_Short problem_: Copy each line of the material below that includes the string "color".
— Begin —
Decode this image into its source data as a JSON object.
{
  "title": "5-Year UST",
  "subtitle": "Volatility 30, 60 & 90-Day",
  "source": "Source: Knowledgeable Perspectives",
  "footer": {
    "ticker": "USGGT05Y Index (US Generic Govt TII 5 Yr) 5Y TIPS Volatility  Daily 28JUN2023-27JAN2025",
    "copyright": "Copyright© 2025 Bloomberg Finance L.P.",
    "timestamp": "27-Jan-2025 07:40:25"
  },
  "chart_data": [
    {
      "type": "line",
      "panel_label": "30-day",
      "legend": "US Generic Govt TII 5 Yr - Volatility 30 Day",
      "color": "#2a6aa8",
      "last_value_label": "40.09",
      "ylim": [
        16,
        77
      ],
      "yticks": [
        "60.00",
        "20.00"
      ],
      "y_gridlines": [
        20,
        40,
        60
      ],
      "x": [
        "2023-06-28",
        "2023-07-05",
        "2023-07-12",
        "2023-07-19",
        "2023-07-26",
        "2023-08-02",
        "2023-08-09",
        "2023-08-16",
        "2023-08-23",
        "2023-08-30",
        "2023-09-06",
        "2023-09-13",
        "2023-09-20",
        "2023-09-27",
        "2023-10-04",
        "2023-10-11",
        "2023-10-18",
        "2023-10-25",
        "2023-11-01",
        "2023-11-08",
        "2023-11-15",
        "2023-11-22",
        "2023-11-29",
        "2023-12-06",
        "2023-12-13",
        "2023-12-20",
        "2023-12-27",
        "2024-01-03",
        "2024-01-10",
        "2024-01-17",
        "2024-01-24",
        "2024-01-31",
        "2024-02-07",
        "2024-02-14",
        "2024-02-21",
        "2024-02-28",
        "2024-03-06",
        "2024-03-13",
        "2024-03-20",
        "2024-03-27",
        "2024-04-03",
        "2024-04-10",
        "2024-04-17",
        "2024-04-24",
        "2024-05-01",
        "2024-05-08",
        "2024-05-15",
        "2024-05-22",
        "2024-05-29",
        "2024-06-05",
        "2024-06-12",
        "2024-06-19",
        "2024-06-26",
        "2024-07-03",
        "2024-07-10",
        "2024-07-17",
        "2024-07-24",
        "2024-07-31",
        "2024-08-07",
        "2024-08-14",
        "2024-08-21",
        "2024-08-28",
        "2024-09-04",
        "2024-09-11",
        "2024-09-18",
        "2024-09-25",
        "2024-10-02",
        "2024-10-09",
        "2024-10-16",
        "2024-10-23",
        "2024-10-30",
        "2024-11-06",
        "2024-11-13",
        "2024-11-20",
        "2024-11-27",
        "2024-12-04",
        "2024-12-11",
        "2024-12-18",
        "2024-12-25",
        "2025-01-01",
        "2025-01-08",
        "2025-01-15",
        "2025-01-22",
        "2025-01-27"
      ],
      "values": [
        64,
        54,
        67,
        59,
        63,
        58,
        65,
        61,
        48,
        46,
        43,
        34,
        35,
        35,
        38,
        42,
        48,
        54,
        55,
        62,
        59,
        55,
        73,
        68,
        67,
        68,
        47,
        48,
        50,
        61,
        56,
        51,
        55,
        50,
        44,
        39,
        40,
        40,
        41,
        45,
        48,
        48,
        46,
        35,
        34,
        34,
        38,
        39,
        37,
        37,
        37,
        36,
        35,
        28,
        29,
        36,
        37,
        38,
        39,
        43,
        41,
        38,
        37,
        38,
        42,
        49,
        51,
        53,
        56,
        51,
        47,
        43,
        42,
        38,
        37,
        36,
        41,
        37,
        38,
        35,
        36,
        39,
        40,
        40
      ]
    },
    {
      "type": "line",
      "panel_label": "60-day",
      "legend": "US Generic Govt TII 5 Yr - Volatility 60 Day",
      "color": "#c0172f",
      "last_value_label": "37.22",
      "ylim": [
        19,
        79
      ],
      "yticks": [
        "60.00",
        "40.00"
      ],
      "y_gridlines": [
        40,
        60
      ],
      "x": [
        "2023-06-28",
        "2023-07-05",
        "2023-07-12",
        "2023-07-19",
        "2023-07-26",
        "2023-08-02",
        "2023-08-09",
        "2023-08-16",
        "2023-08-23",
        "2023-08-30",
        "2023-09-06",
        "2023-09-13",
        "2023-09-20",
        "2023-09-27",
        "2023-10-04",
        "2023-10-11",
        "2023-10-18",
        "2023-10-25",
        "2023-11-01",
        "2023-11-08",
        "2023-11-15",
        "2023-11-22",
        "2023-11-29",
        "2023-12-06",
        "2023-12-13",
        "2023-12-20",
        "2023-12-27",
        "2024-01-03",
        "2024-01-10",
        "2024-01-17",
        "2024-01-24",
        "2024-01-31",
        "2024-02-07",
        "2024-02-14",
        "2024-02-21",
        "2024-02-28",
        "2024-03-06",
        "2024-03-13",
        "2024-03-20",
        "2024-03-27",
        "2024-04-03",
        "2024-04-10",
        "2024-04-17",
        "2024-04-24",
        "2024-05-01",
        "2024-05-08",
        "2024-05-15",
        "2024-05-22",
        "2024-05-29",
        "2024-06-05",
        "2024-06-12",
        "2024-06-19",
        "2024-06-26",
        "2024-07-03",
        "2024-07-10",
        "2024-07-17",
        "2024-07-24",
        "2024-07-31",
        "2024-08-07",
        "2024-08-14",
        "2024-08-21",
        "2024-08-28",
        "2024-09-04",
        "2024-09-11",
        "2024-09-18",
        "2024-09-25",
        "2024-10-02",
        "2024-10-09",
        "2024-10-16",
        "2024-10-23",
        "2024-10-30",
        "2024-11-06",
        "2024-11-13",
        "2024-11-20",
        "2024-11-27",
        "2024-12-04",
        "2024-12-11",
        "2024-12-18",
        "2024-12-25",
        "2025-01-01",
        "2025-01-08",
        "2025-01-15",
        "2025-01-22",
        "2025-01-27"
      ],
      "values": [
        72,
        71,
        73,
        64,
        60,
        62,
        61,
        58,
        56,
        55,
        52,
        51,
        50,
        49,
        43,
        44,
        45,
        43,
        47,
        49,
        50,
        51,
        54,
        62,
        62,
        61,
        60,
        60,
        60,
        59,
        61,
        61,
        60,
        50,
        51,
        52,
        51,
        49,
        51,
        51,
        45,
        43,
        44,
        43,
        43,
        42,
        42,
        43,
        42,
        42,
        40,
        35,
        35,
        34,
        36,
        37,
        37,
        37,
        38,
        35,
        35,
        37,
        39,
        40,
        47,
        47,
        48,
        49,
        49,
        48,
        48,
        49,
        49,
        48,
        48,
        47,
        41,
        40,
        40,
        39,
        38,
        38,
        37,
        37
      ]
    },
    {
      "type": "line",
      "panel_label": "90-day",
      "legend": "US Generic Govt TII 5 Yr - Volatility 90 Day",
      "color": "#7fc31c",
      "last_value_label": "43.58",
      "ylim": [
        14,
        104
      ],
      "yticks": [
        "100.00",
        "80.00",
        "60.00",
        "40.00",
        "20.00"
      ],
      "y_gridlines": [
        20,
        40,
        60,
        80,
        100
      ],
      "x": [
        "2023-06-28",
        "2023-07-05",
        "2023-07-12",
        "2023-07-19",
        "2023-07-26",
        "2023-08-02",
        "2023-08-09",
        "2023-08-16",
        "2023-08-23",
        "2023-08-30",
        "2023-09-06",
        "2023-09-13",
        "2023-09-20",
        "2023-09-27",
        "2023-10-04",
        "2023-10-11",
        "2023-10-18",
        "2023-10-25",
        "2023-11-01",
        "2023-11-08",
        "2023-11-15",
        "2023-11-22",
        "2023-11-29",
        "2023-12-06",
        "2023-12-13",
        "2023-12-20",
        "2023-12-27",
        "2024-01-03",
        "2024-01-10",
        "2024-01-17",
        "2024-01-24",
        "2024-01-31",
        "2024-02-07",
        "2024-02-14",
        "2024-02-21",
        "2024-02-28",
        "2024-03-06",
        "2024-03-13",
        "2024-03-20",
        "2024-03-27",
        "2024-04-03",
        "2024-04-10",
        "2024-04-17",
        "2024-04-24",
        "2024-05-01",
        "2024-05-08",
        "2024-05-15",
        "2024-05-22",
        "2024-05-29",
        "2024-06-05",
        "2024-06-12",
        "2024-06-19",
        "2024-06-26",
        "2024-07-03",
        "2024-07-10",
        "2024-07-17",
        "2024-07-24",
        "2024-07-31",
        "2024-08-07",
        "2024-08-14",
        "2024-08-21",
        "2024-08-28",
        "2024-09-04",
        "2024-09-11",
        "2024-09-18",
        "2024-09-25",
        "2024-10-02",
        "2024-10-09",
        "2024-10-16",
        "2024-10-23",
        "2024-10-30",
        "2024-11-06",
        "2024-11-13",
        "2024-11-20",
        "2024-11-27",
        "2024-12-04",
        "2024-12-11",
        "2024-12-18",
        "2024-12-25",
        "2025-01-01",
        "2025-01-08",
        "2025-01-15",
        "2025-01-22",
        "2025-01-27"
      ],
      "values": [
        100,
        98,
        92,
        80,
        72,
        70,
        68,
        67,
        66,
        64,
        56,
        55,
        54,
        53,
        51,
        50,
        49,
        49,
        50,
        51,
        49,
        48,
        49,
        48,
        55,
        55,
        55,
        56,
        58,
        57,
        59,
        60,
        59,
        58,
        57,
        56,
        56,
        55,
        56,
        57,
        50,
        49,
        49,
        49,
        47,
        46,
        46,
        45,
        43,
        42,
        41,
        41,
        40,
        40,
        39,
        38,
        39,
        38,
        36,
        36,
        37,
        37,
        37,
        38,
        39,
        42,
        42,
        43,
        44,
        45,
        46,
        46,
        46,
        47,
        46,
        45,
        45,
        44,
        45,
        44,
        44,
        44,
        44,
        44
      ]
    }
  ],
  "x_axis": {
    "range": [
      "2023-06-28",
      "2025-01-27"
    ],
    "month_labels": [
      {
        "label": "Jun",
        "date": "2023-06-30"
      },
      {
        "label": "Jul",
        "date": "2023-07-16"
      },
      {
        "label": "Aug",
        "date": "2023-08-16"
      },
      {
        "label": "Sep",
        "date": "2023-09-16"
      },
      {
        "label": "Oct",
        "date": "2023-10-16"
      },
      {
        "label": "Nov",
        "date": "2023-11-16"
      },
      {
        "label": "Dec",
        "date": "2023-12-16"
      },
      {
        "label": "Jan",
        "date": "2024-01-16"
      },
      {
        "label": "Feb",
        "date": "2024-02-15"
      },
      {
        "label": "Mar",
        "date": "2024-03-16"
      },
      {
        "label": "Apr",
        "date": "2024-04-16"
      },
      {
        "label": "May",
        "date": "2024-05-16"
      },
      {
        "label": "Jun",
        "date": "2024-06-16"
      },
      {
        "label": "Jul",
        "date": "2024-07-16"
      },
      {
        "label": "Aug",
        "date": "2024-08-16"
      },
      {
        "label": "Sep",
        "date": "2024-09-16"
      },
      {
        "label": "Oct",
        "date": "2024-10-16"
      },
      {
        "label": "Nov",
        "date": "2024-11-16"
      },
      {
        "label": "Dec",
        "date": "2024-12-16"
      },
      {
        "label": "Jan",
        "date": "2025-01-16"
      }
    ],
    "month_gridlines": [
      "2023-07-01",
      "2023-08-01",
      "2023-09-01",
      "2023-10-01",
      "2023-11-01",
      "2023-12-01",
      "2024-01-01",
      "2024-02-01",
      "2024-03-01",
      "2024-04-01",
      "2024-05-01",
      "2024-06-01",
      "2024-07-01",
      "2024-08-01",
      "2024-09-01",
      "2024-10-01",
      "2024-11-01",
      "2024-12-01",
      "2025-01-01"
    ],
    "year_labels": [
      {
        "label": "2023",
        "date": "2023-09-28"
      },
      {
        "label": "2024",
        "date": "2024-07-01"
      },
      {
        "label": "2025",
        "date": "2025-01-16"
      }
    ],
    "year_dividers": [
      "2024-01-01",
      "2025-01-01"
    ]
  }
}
— End —
_Problem solution_:
      "color": "#2a6aa8",
      "color": "#c0172f",
      "color": "#7fc31c",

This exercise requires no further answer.